:: REQUEST ::
Go through the data below. List every line that holds the word "note".

————————

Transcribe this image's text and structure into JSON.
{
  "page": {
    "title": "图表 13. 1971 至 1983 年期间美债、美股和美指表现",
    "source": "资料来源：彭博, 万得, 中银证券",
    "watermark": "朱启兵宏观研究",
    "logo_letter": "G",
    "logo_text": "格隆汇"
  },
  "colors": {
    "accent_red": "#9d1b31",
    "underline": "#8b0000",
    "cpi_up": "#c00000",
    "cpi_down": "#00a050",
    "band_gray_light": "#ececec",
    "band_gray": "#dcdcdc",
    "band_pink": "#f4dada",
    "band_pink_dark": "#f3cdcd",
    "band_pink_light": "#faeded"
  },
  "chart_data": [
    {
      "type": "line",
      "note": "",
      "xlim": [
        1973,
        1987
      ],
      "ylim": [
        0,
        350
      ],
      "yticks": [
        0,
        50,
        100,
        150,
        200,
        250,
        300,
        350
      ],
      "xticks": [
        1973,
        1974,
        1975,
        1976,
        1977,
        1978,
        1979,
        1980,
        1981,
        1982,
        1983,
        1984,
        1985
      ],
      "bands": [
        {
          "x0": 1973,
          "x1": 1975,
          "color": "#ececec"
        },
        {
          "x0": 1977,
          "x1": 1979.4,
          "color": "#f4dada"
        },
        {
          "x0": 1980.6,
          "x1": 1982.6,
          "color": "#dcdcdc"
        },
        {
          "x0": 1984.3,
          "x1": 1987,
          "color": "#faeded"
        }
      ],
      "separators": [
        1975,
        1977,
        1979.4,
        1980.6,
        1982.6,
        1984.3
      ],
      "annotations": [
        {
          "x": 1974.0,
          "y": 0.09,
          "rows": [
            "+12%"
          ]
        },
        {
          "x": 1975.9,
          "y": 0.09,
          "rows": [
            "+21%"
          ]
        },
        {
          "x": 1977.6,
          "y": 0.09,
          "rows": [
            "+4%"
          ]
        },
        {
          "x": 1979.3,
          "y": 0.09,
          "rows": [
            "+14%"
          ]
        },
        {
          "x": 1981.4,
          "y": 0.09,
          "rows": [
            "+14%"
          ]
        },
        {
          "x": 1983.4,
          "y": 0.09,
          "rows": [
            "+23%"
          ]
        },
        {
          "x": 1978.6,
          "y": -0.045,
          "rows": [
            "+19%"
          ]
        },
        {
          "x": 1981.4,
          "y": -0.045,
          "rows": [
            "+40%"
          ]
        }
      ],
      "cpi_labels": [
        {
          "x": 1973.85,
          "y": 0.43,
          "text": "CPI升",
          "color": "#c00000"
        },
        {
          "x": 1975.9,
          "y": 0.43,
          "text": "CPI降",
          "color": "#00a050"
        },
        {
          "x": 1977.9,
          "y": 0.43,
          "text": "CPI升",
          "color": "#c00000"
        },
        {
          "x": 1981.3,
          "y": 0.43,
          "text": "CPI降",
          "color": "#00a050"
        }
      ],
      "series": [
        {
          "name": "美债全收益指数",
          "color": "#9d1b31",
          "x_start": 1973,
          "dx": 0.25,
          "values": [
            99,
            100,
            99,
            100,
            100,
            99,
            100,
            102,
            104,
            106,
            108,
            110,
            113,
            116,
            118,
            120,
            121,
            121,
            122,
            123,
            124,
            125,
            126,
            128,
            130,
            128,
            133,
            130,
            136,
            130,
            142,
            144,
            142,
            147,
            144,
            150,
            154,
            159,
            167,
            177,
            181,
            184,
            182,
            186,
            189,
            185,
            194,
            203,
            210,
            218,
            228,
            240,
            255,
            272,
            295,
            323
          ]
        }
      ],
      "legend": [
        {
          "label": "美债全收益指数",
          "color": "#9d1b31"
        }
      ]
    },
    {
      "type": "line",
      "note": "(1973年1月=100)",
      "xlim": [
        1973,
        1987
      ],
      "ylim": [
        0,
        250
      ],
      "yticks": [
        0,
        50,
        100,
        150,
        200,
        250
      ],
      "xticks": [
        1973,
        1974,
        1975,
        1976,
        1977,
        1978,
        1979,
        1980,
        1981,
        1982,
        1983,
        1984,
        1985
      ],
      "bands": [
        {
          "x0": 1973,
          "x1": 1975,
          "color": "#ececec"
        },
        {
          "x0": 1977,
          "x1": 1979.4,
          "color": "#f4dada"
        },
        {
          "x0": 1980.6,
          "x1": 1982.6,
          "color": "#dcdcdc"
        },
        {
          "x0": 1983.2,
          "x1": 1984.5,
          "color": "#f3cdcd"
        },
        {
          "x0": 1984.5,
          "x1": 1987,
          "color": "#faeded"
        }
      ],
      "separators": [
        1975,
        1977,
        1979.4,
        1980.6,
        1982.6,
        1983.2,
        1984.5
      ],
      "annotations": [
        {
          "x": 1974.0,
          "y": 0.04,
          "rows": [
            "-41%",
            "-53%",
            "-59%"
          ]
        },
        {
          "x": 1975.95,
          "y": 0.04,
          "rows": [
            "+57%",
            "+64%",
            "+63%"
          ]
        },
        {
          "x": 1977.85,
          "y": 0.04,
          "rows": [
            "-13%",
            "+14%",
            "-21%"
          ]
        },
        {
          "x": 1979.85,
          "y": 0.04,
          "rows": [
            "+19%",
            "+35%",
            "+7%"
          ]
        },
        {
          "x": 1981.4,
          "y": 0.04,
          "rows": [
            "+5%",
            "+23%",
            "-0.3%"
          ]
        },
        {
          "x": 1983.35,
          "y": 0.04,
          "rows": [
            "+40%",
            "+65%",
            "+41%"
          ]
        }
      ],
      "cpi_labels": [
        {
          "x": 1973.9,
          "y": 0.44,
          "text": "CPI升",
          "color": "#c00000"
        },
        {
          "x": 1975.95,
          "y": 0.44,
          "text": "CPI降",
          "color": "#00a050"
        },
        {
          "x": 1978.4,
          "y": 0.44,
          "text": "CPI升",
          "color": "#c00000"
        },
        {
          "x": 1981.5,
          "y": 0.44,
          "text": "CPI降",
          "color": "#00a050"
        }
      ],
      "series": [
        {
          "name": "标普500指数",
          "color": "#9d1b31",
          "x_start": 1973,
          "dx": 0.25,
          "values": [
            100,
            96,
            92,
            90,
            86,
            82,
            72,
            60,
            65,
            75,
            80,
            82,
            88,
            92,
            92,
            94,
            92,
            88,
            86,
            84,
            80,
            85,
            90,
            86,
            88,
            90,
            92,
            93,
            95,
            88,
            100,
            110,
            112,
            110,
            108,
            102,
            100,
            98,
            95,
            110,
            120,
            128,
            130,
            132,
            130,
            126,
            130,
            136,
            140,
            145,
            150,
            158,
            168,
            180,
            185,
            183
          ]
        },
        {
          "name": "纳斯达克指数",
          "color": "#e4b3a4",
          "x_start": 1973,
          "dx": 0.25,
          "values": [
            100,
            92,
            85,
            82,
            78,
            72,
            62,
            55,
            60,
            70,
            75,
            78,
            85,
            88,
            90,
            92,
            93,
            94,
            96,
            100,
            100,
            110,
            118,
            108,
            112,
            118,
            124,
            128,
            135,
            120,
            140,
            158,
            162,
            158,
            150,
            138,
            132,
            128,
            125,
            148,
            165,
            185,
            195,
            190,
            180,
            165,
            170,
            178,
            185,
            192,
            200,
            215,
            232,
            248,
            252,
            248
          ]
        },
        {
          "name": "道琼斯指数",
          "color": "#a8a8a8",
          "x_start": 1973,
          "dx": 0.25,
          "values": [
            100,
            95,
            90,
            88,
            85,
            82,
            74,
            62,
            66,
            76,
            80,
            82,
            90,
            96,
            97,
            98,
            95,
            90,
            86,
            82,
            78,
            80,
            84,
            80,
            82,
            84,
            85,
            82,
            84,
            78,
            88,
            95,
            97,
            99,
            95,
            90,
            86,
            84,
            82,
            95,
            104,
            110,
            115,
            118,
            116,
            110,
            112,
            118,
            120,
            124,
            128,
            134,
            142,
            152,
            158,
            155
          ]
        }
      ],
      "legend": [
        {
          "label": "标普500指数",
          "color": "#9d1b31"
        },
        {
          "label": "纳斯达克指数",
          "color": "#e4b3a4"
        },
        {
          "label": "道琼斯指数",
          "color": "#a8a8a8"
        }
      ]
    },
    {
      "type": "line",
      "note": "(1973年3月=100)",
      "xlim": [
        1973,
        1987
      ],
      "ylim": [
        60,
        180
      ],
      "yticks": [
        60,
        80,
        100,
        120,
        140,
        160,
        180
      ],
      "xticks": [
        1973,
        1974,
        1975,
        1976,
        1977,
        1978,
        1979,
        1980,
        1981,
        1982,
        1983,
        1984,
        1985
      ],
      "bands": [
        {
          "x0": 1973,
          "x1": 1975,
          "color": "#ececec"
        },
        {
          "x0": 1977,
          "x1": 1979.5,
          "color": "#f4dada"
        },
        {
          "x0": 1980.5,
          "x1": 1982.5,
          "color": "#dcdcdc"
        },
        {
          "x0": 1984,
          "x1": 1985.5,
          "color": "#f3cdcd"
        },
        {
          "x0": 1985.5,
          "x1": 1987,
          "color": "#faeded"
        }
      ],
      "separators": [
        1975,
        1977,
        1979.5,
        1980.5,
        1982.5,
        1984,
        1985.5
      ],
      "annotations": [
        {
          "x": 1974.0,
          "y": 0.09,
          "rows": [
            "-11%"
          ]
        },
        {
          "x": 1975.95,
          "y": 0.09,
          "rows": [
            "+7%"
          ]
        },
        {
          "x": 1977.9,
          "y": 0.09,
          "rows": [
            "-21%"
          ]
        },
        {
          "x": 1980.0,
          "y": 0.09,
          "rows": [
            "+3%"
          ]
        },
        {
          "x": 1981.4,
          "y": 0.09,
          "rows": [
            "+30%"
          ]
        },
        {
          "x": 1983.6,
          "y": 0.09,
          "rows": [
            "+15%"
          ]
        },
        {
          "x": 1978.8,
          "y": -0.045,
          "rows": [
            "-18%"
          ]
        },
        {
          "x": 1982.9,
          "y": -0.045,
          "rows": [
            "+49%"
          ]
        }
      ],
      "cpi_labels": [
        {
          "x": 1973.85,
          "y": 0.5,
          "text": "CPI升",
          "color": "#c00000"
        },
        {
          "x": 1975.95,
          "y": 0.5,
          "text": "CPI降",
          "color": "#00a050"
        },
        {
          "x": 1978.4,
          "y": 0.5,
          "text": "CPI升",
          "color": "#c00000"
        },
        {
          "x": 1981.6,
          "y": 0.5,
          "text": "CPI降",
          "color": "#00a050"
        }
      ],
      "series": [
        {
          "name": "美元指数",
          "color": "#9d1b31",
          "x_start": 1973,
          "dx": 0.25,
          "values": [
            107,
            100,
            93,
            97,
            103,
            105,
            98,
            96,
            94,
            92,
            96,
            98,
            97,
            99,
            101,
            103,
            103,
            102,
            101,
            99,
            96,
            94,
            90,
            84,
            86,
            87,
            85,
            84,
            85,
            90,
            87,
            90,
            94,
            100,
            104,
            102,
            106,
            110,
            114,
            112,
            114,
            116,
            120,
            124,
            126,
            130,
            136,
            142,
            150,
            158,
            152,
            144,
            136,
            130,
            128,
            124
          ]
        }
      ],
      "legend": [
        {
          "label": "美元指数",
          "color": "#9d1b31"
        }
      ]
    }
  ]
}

————————

:: COMPLETED EXERCISE ::
      "note": "",
      "note": "(1973年1月=100)",
      "note": "(1973年3月=100)",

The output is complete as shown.